* [Excerpted records]:
___

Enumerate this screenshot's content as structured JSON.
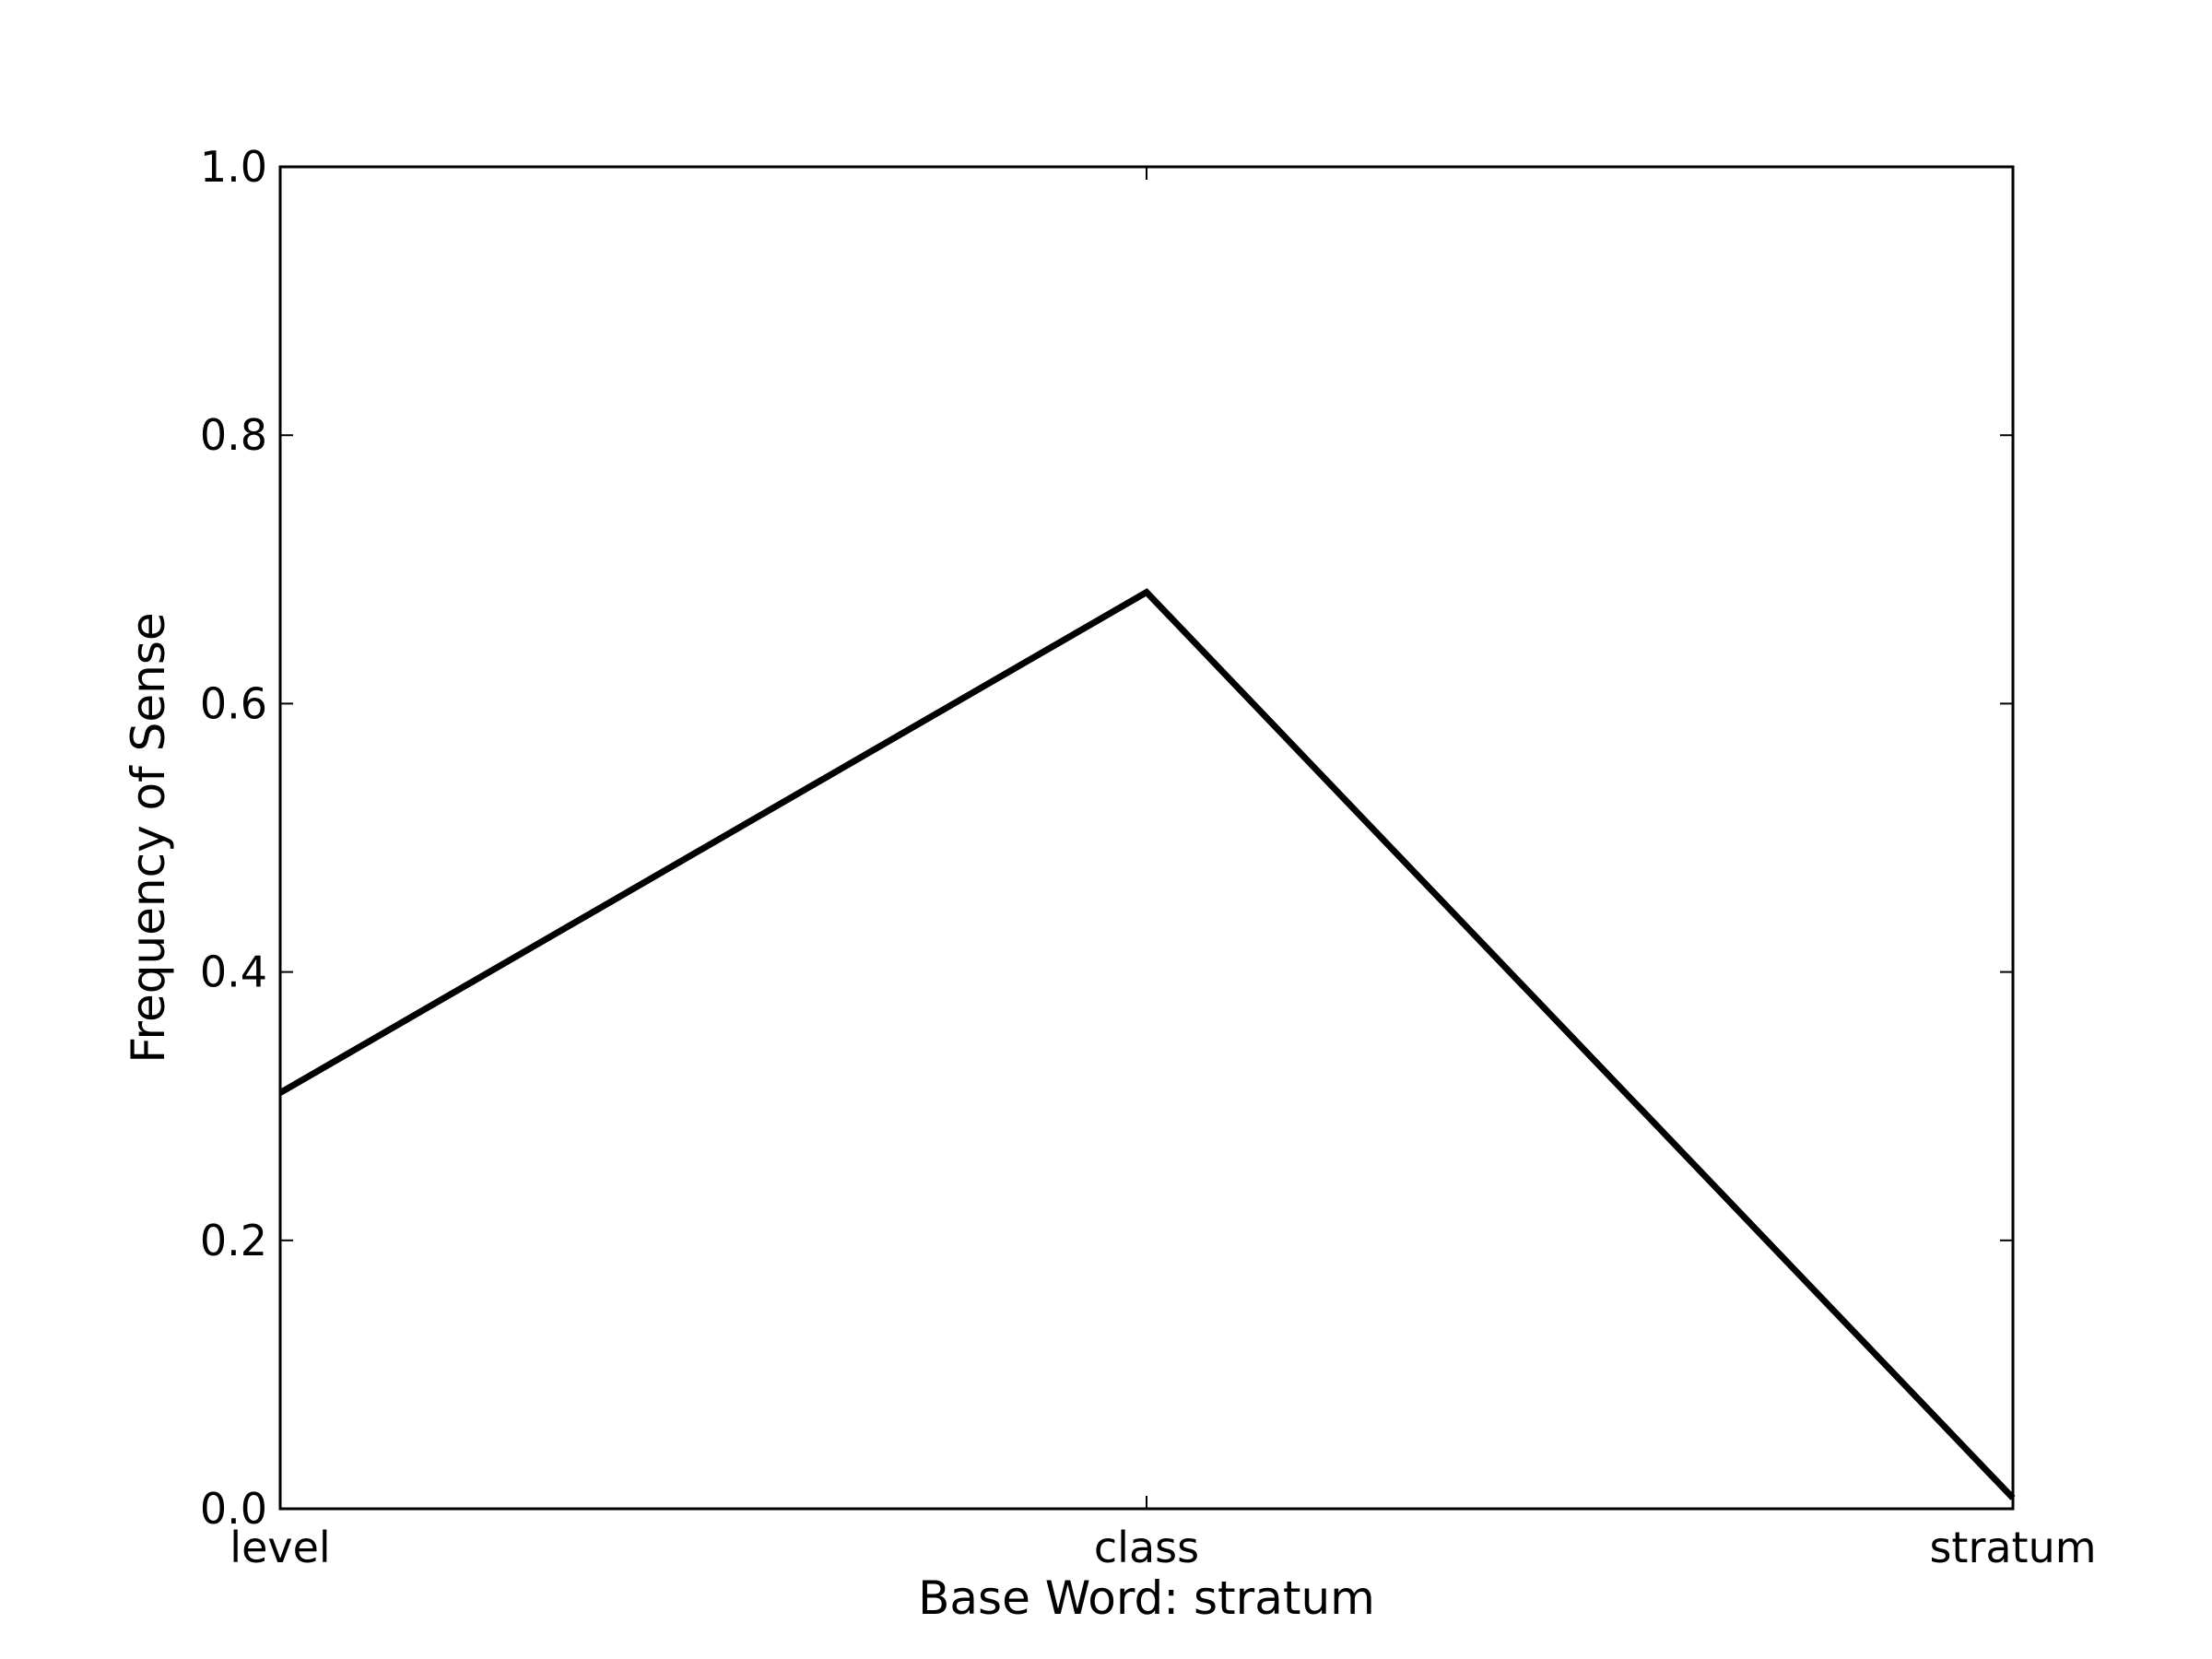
{
  "chart_data": {
    "type": "line",
    "title": "",
    "xlabel": "Base Word: stratum",
    "ylabel": "Frequency of Sense",
    "categories": [
      "level",
      "class",
      "stratum"
    ],
    "series": [
      {
        "values": [
          0.31,
          0.683,
          0.008
        ],
        "color": "#000000"
      }
    ],
    "ylim": [
      0.0,
      1.0
    ],
    "yticks": [
      "0.0",
      "0.2",
      "0.4",
      "0.6",
      "0.8",
      "1.0"
    ],
    "grid": false,
    "legend": "none"
  }
}
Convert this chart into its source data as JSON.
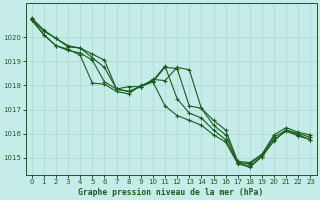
{
  "bg_color": "#c5ece8",
  "grid_color": "#b0ddd8",
  "line_color": "#1a5c1a",
  "marker_color": "#1a5c1a",
  "xlabel": "Graphe pression niveau de la mer (hPa)",
  "xlabel_color": "#1a5c1a",
  "tick_color": "#1a5c1a",
  "xlim": [
    -0.5,
    23.5
  ],
  "ylim": [
    1014.3,
    1021.4
  ],
  "yticks": [
    1015,
    1016,
    1017,
    1018,
    1019,
    1020
  ],
  "xticks": [
    0,
    1,
    2,
    3,
    4,
    5,
    6,
    7,
    8,
    9,
    10,
    11,
    12,
    13,
    14,
    15,
    16,
    17,
    18,
    19,
    20,
    21,
    22,
    23
  ],
  "series": [
    [
      1020.8,
      1020.3,
      1019.95,
      1019.65,
      1019.55,
      1019.3,
      1019.05,
      1017.85,
      1017.75,
      1017.95,
      1018.25,
      1018.2,
      1018.75,
      1018.65,
      1017.05,
      1016.55,
      1016.15,
      1014.85,
      1014.8,
      1015.15,
      1015.95,
      1016.25,
      1016.05,
      1015.95
    ],
    [
      1020.75,
      1020.25,
      1019.95,
      1019.6,
      1019.55,
      1019.15,
      1018.75,
      1017.85,
      1017.75,
      1017.95,
      1018.15,
      1018.75,
      1018.7,
      1017.15,
      1017.05,
      1016.35,
      1015.95,
      1014.8,
      1014.75,
      1015.1,
      1015.85,
      1016.15,
      1016.0,
      1015.85
    ],
    [
      1020.75,
      1020.1,
      1019.65,
      1019.45,
      1019.35,
      1019.05,
      1018.15,
      1017.85,
      1017.95,
      1017.95,
      1018.2,
      1018.8,
      1017.45,
      1016.85,
      1016.65,
      1016.15,
      1015.75,
      1014.8,
      1014.65,
      1015.05,
      1015.7,
      1016.15,
      1015.95,
      1015.75
    ],
    [
      1020.7,
      1020.1,
      1019.65,
      1019.5,
      1019.25,
      1018.1,
      1018.05,
      1017.75,
      1017.65,
      1018.0,
      1018.15,
      1017.15,
      1016.75,
      1016.55,
      1016.35,
      1015.95,
      1015.65,
      1014.75,
      1014.6,
      1015.05,
      1015.75,
      1016.1,
      1015.9,
      1015.75
    ]
  ]
}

___

* [Short task]: Show all lines from the records above where the word "JSON" occurs.

* [Full response]:
Enumerate this screenshot's content as structured JSON.
Convert this chart into its source data as JSON.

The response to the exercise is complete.